Box annotation data:
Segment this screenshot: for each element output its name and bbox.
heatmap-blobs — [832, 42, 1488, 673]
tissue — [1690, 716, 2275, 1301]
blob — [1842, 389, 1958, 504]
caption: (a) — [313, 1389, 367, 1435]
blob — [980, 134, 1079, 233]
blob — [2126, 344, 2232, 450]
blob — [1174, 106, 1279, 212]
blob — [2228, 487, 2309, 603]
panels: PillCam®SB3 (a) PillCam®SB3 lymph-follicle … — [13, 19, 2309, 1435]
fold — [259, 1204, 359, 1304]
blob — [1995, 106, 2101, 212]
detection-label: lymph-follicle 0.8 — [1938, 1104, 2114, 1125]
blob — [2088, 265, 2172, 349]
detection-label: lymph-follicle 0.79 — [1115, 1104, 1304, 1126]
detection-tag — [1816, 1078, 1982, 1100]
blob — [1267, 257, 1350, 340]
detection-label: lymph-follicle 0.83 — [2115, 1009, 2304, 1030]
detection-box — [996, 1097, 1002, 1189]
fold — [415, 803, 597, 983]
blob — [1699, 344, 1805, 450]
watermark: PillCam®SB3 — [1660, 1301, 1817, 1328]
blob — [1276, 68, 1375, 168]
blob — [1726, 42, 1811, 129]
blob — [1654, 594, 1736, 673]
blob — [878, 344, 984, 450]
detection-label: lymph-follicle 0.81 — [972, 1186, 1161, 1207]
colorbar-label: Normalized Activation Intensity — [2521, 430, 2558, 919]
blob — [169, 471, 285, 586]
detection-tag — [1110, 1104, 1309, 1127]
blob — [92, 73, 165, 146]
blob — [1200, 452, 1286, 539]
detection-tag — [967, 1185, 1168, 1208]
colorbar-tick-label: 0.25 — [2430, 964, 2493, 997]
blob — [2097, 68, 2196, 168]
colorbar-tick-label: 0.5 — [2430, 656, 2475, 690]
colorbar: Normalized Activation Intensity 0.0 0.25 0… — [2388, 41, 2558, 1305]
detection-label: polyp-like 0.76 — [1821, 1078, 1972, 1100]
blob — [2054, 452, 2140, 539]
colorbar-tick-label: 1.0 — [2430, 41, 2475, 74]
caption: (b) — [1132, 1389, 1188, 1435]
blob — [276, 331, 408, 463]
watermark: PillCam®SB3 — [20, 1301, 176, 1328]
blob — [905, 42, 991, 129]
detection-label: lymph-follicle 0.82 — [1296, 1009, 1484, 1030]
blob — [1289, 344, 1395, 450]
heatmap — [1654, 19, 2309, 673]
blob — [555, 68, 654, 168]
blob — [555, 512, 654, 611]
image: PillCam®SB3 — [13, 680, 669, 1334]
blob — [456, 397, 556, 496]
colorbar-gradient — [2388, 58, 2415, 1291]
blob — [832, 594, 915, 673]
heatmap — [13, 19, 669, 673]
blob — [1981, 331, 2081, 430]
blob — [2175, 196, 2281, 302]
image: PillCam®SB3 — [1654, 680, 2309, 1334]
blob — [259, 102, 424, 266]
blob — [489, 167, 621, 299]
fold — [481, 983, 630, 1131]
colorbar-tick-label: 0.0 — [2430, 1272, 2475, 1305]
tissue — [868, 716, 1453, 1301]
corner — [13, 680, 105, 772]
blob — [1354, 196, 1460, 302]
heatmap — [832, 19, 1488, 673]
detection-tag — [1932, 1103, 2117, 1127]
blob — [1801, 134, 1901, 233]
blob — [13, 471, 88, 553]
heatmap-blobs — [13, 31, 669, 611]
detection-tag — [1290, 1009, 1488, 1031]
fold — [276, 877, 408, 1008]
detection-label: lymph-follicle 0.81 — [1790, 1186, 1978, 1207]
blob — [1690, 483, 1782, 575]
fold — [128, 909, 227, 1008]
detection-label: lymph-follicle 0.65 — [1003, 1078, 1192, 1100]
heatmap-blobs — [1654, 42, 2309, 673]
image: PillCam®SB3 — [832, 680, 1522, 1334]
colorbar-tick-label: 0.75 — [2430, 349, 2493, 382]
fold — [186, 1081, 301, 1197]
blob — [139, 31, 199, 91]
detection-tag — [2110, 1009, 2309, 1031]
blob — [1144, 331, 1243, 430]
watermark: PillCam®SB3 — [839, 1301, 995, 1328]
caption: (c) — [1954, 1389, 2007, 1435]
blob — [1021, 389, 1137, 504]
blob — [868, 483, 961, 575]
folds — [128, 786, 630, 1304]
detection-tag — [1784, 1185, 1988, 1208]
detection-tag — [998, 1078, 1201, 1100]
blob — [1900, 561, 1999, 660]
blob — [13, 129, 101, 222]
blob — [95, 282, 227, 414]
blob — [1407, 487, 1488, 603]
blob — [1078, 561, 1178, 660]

■ What you have to do
Please arrange all of the rows above as a numbered list, leaving out any blank lines.

■ Written response
1. Segment this screenshot: for each element output its name and bbox.
2. heatmap-blobs — [832, 42, 1488, 673]
3. tissue — [1690, 716, 2275, 1301]
4. blob — [1842, 389, 1958, 504]
5. caption: (a) — [313, 1389, 367, 1435]
6. blob — [980, 134, 1079, 233]
7. blob — [2126, 344, 2232, 450]
8. blob — [1174, 106, 1279, 212]
9. blob — [2228, 487, 2309, 603]
10. panels: PillCam®SB3 (a) PillCam®SB3 lymph-follicle … — [13, 19, 2309, 1435]
11. fold — [259, 1204, 359, 1304]
12. blob — [1995, 106, 2101, 212]
13. detection-label: lymph-follicle 0.8 — [1938, 1104, 2114, 1125]
14. blob — [2088, 265, 2172, 349]
15. detection-label: lymph-follicle 0.79 — [1115, 1104, 1304, 1126]
16. detection-tag — [1816, 1078, 1982, 1100]
17. blob — [1267, 257, 1350, 340]
18. detection-label: lymph-follicle 0.83 — [2115, 1009, 2304, 1030]
19. detection-box — [996, 1097, 1002, 1189]
20. fold — [415, 803, 597, 983]
21. blob — [1699, 344, 1805, 450]
22. watermark: PillCam®SB3 — [1660, 1301, 1817, 1328]
23. blob — [1276, 68, 1375, 168]
24. blob — [1726, 42, 1811, 129]
25. blob — [1654, 594, 1736, 673]
26. blob — [878, 344, 984, 450]
27. detection-label: lymph-follicle 0.81 — [972, 1186, 1161, 1207]
28. colorbar-label: Normalized Activation Intensity — [2521, 430, 2558, 919]
29. blob — [169, 471, 285, 586]
30. detection-tag — [1110, 1104, 1309, 1127]
31. blob — [92, 73, 165, 146]
32. blob — [1200, 452, 1286, 539]
33. detection-tag — [967, 1185, 1168, 1208]
34. colorbar-tick-label: 0.25 — [2430, 964, 2493, 997]
35. blob — [2097, 68, 2196, 168]
36. colorbar-tick-label: 0.5 — [2430, 656, 2475, 690]
37. colorbar: Normalized Activation Intensity 0.0 0.25 0… — [2388, 41, 2558, 1305]
38. detection-label: polyp-like 0.76 — [1821, 1078, 1972, 1100]
39. blob — [2054, 452, 2140, 539]
40. colorbar-tick-label: 1.0 — [2430, 41, 2475, 74]
41. caption: (b) — [1132, 1389, 1188, 1435]
42. blob — [276, 331, 408, 463]
43. watermark: PillCam®SB3 — [20, 1301, 176, 1328]
44. blob — [905, 42, 991, 129]
45. detection-label: lymph-follicle 0.82 — [1296, 1009, 1484, 1030]
46. blob — [1289, 344, 1395, 450]
47. heatmap — [1654, 19, 2309, 673]
48. blob — [555, 68, 654, 168]
49. blob — [555, 512, 654, 611]
50. image: PillCam®SB3 — [13, 680, 669, 1334]
51. blob — [456, 397, 556, 496]
52. colorbar-gradient — [2388, 58, 2415, 1291]
53. blob — [832, 594, 915, 673]
54. heatmap — [13, 19, 669, 673]
55. blob — [1981, 331, 2081, 430]
56. blob — [2175, 196, 2281, 302]
57. image: PillCam®SB3 — [1654, 680, 2309, 1334]
58. blob — [259, 102, 424, 266]
59. blob — [489, 167, 621, 299]
60. fold — [481, 983, 630, 1131]
61. colorbar-tick-label: 0.0 — [2430, 1272, 2475, 1305]
62. tissue — [868, 716, 1453, 1301]
63. corner — [13, 680, 105, 772]
64. blob — [1354, 196, 1460, 302]
65. heatmap — [832, 19, 1488, 673]
66. detection-tag — [1932, 1103, 2117, 1127]
67. blob — [1801, 134, 1901, 233]
68. blob — [13, 471, 88, 553]
69. heatmap-blobs — [13, 31, 669, 611]
70. detection-tag — [1290, 1009, 1488, 1031]
71. fold — [276, 877, 408, 1008]
72. detection-label: lymph-follicle 0.81 — [1790, 1186, 1978, 1207]
73. blob — [1690, 483, 1782, 575]
74. fold — [128, 909, 227, 1008]
75. detection-label: lymph-follicle 0.65 — [1003, 1078, 1192, 1100]
76. heatmap-blobs — [1654, 42, 2309, 673]
77. image: PillCam®SB3 — [832, 680, 1522, 1334]
78. colorbar-tick-label: 0.75 — [2430, 349, 2493, 382]
79. fold — [186, 1081, 301, 1197]
80. blob — [139, 31, 199, 91]
81. detection-tag — [2110, 1009, 2309, 1031]
82. blob — [1144, 331, 1243, 430]
83. watermark: PillCam®SB3 — [839, 1301, 995, 1328]
84. caption: (c) — [1954, 1389, 2007, 1435]
85. blob — [1021, 389, 1137, 504]
86. blob — [868, 483, 961, 575]
87. folds — [128, 786, 630, 1304]
88. detection-tag — [1784, 1185, 1988, 1208]
89. detection-tag — [998, 1078, 1201, 1100]
90. blob — [1900, 561, 1999, 660]
91. blob — [13, 129, 101, 222]
92. blob — [95, 282, 227, 414]
93. blob — [1407, 487, 1488, 603]
94. blob — [1078, 561, 1178, 660]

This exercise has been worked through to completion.